**EXERCISE PROMPT**
How many lines in the material below contain the word "most"? Reply with the number only.

**AVAILABLE DATA**

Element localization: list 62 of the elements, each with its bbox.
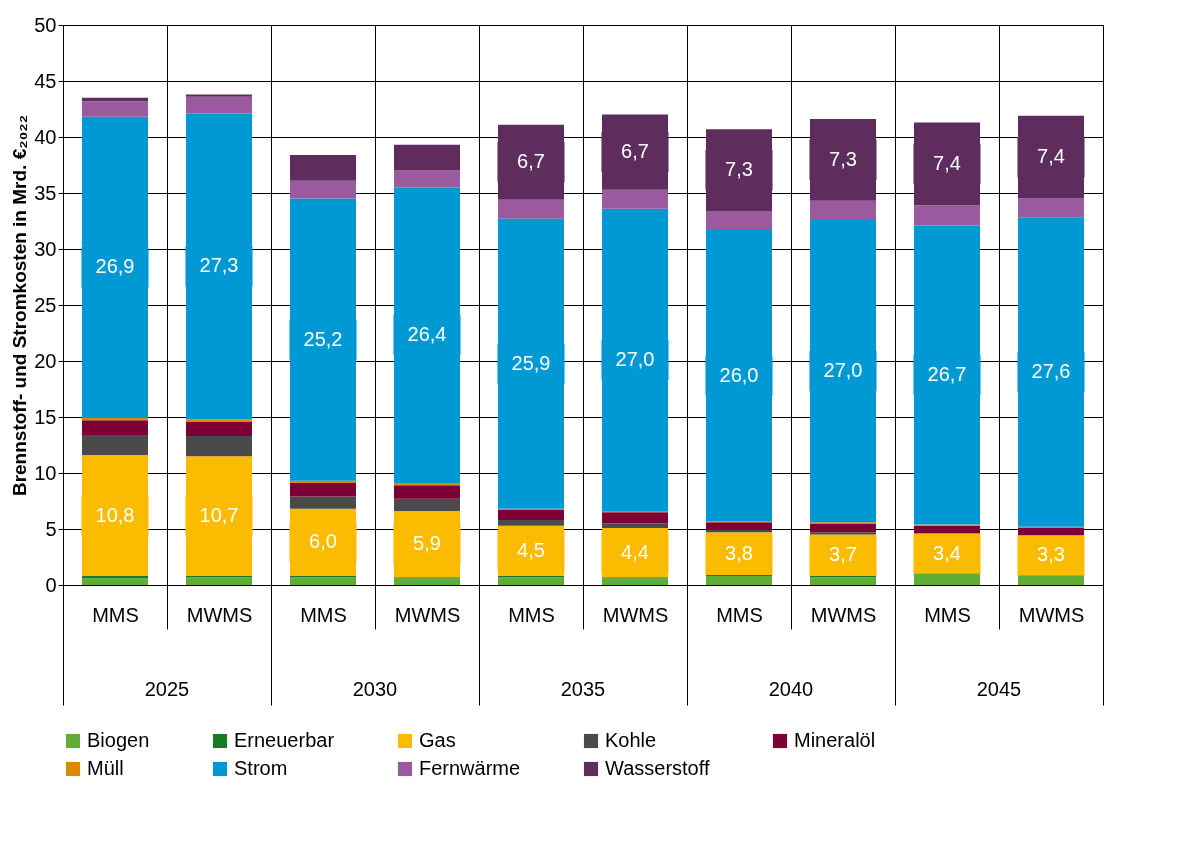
legend-label: Kohle bbox=[605, 729, 657, 751]
y-axis-title: Brennstoff- und Stromkosten in Mrd. €₂₀₂₂ bbox=[9, 114, 31, 497]
legend-label: Müll bbox=[87, 757, 124, 779]
legend-label: Gas bbox=[419, 729, 456, 751]
legend-label: Mineralöl bbox=[794, 729, 876, 751]
data-label: 27,0 bbox=[615, 347, 655, 370]
data-label: 27,6 bbox=[1031, 360, 1071, 383]
text: 2025 bbox=[144, 678, 190, 700]
x-tick-label: MWMS bbox=[810, 603, 877, 626]
x-tick-label: MMS bbox=[300, 603, 347, 626]
text: 2035 bbox=[560, 678, 606, 700]
data-label: 7,4 bbox=[933, 151, 961, 174]
data-label: 25,9 bbox=[511, 351, 551, 374]
legend-label: Strom bbox=[234, 757, 288, 779]
text: 2045 bbox=[976, 678, 1022, 700]
y-tick-label: 40 bbox=[34, 125, 57, 148]
data-label: 3,7 bbox=[829, 543, 857, 566]
data-label: 7,4 bbox=[1037, 145, 1065, 168]
x-tick-label: MWMS bbox=[186, 603, 253, 626]
legend-label: Fernwärme bbox=[419, 757, 521, 779]
y-tick-label: 0 bbox=[45, 573, 57, 596]
legend-label: Wasserstoff bbox=[605, 757, 710, 779]
x-tick-label: MMS bbox=[92, 603, 139, 626]
data-label: 3,4 bbox=[933, 541, 961, 564]
data-label: 7,3 bbox=[829, 147, 857, 170]
text: 2040 bbox=[768, 678, 814, 700]
y-tick-label: 20 bbox=[34, 349, 57, 372]
data-label: 27,3 bbox=[199, 254, 239, 277]
data-label: 3,8 bbox=[725, 541, 753, 564]
y-tick-label: 10 bbox=[34, 461, 57, 484]
data-label: 4,4 bbox=[621, 540, 649, 563]
data-label: 6,7 bbox=[517, 150, 545, 173]
text: 2030 bbox=[352, 678, 398, 700]
x-tick-label: MWMS bbox=[394, 603, 461, 626]
x-tick-label: MWMS bbox=[1018, 603, 1085, 626]
legend-label: Biogen bbox=[87, 729, 150, 751]
y-tick-label: 50 bbox=[34, 13, 57, 36]
data-label: 27,0 bbox=[823, 359, 863, 382]
legend-label: Erneuerbar bbox=[234, 729, 335, 751]
data-label: 26,7 bbox=[927, 363, 967, 385]
y-tick-label: 30 bbox=[34, 237, 57, 260]
x-tick-label: MMS bbox=[508, 603, 555, 626]
data-label: 5,9 bbox=[413, 532, 441, 555]
y-tick-label: 15 bbox=[34, 405, 57, 428]
y-tick-label: 25 bbox=[34, 293, 57, 316]
y-tick-label: 35 bbox=[34, 181, 57, 204]
y-tick-label: 45 bbox=[34, 69, 57, 92]
data-label: 26,4 bbox=[407, 323, 447, 346]
data-label: 25,2 bbox=[303, 327, 343, 350]
y-tick-label: 5 bbox=[45, 517, 57, 540]
data-label: 10,7 bbox=[199, 504, 239, 527]
data-label: 6,0 bbox=[309, 530, 337, 553]
data-label: 7,3 bbox=[725, 158, 753, 181]
data-label: 26,9 bbox=[95, 255, 135, 278]
x-tick-label: MWMS bbox=[602, 603, 669, 626]
data-label: 26,0 bbox=[719, 363, 759, 386]
x-tick-label: MMS bbox=[924, 603, 971, 626]
data-label: 10,8 bbox=[95, 503, 135, 526]
data-label: 3,3 bbox=[1037, 543, 1065, 566]
data-label: 6,7 bbox=[621, 140, 649, 163]
data-label: 4,5 bbox=[517, 538, 545, 561]
x-tick-label: MMS bbox=[716, 603, 763, 626]
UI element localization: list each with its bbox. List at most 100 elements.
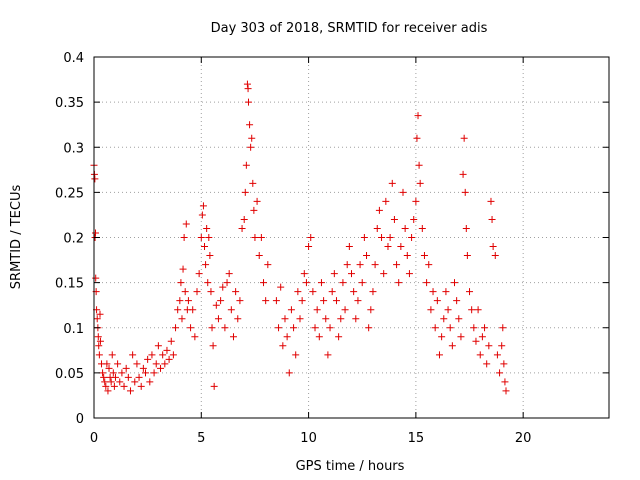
data-point	[414, 112, 422, 120]
data-point	[207, 288, 215, 296]
data-point	[488, 215, 496, 223]
x-axis-label: GPS time / hours	[296, 459, 405, 474]
data-point	[163, 346, 171, 354]
data-point	[418, 224, 426, 232]
data-point	[172, 324, 180, 332]
data-point	[281, 315, 289, 323]
data-point	[177, 279, 185, 287]
data-point	[324, 351, 332, 359]
data-point	[468, 306, 476, 314]
data-point	[122, 364, 130, 372]
data-point	[133, 360, 141, 368]
data-point	[208, 324, 216, 332]
data-point	[221, 324, 229, 332]
data-point	[206, 252, 214, 260]
data-point	[167, 337, 175, 345]
data-point	[413, 134, 421, 142]
data-point	[111, 373, 119, 381]
data-point	[241, 188, 249, 196]
data-point	[203, 224, 211, 232]
data-point	[210, 382, 218, 390]
data-point	[159, 351, 167, 359]
y-tick-label: 0	[76, 412, 84, 427]
y-tick-label: 0.2	[63, 232, 84, 247]
data-point	[369, 288, 377, 296]
data-point	[491, 252, 499, 260]
data-point	[493, 351, 501, 359]
data-point	[294, 288, 302, 296]
data-point	[102, 382, 110, 390]
data-point	[229, 333, 237, 341]
data-point	[373, 224, 381, 232]
data-point	[459, 170, 467, 178]
data-point	[182, 220, 190, 228]
data-point	[219, 283, 227, 291]
data-point	[255, 252, 263, 260]
data-point	[249, 179, 257, 187]
data-point	[92, 229, 100, 237]
data-point	[212, 301, 220, 309]
data-point	[180, 234, 188, 241]
data-point	[285, 369, 293, 377]
data-point	[431, 324, 439, 332]
data-point	[435, 351, 443, 359]
data-point	[279, 342, 287, 350]
data-point	[501, 378, 509, 386]
data-point	[277, 283, 285, 291]
points-layer	[90, 80, 510, 395]
data-point	[244, 85, 252, 93]
data-point	[371, 261, 379, 269]
data-point	[109, 369, 117, 377]
data-point	[416, 179, 424, 187]
data-point	[179, 265, 187, 273]
data-point	[433, 297, 441, 305]
data-point	[157, 364, 165, 372]
data-point	[100, 373, 108, 381]
data-point	[262, 297, 270, 305]
data-point	[322, 315, 330, 323]
data-point	[420, 252, 428, 260]
data-point	[481, 324, 489, 332]
data-point	[257, 234, 265, 241]
data-point	[427, 306, 435, 314]
data-point	[358, 279, 366, 287]
data-point	[307, 234, 315, 241]
data-point	[204, 279, 212, 287]
data-point	[131, 378, 139, 386]
data-point	[356, 261, 364, 269]
data-point	[487, 197, 495, 205]
data-point	[489, 243, 497, 251]
data-point	[438, 333, 446, 341]
data-point	[126, 387, 134, 395]
data-point	[405, 270, 413, 278]
data-point	[446, 324, 454, 332]
data-point	[251, 234, 259, 241]
data-point	[243, 80, 251, 88]
data-point	[198, 211, 206, 219]
data-point	[161, 360, 169, 368]
data-point	[234, 315, 242, 323]
data-point	[386, 234, 394, 241]
data-point	[245, 98, 252, 106]
chart-title: Day 303 of 2018, SRMTID for receiver adi…	[211, 21, 488, 36]
data-point	[209, 342, 217, 350]
data-point	[146, 378, 154, 386]
data-point	[478, 333, 486, 341]
data-point	[199, 202, 207, 210]
data-point	[96, 310, 104, 318]
data-point	[178, 315, 186, 323]
data-point	[272, 297, 280, 305]
y-tick-label: 0.1	[63, 322, 84, 337]
data-point	[95, 342, 103, 350]
data-point	[181, 288, 189, 296]
data-point	[440, 315, 448, 323]
data-point	[110, 382, 118, 390]
data-point	[382, 197, 390, 205]
data-point	[107, 378, 115, 386]
data-point	[365, 324, 373, 332]
data-point	[260, 279, 268, 287]
data-point	[135, 373, 143, 381]
x-tick-label: 20	[515, 431, 532, 446]
data-point	[429, 288, 437, 296]
data-point	[290, 324, 298, 332]
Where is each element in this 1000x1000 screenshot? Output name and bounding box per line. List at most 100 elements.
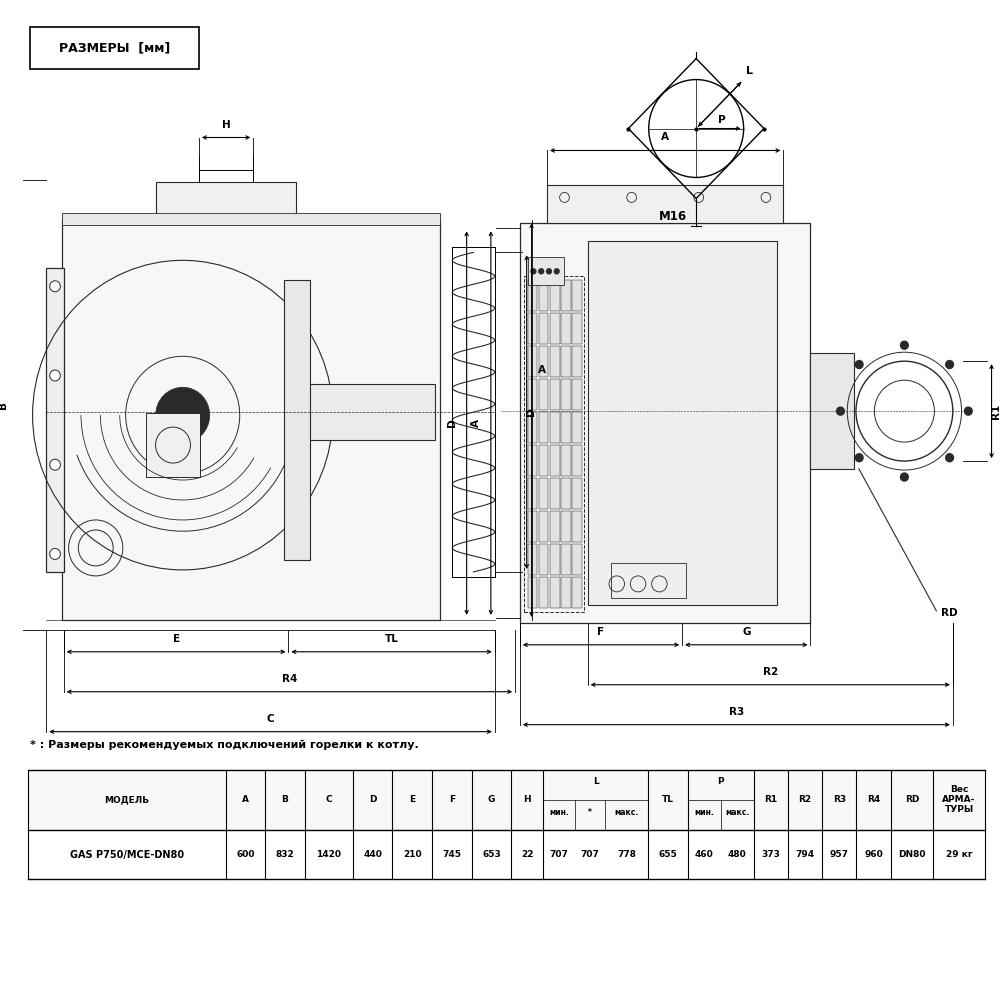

**ANSWER FOR THIS EXERCISE**
2